┌────────

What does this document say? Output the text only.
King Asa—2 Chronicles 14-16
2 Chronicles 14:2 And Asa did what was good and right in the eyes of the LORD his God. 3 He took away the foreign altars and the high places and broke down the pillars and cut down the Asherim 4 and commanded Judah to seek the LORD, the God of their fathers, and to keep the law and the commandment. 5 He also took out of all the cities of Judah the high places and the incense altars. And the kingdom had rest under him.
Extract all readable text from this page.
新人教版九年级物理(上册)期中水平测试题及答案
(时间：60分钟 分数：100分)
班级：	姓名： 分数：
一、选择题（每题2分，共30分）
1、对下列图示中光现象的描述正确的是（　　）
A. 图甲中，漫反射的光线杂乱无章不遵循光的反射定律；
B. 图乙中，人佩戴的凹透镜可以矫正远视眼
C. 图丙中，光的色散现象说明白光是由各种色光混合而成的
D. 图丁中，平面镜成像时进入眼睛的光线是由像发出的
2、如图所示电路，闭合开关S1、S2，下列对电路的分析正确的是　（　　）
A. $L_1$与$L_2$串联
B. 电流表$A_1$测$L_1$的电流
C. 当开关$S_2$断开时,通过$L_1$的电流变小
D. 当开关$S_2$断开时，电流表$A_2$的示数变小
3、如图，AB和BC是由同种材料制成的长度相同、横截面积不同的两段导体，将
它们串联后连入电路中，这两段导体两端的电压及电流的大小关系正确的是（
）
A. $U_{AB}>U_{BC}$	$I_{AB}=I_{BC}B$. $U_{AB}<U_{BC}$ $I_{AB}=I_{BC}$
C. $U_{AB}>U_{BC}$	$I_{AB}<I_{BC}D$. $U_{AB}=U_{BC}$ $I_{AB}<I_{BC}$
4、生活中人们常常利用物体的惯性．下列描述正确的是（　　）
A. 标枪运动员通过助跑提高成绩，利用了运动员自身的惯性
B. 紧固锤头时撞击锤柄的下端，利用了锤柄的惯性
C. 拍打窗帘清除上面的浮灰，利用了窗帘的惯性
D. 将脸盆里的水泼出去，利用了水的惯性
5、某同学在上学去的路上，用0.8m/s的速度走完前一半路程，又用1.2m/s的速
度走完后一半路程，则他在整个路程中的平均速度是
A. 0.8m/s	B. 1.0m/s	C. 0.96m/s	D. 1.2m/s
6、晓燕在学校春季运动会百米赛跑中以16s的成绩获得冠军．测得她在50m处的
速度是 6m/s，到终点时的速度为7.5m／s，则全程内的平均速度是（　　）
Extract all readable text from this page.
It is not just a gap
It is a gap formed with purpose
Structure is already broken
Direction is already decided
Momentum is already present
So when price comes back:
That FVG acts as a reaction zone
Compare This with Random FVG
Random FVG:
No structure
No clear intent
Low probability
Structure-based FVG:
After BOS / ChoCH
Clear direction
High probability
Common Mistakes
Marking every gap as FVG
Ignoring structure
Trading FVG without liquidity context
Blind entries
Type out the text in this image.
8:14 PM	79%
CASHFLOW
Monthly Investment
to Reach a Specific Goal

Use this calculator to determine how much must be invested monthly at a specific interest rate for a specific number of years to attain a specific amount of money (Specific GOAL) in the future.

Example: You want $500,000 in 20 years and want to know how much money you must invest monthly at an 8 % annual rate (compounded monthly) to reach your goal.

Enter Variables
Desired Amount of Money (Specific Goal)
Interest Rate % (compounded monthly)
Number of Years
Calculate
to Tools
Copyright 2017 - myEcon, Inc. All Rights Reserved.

└────────

» **EXERCISE AIM**
Using the listing above, pull out all lines that hold the word "compounded".

» **THE ANSWER**
Example: You want $500,000 in 20 years and want to know how much money you must invest monthly at an 8 % annual rate (compounded monthly) to reach your goal.
Interest Rate % (compounded monthly)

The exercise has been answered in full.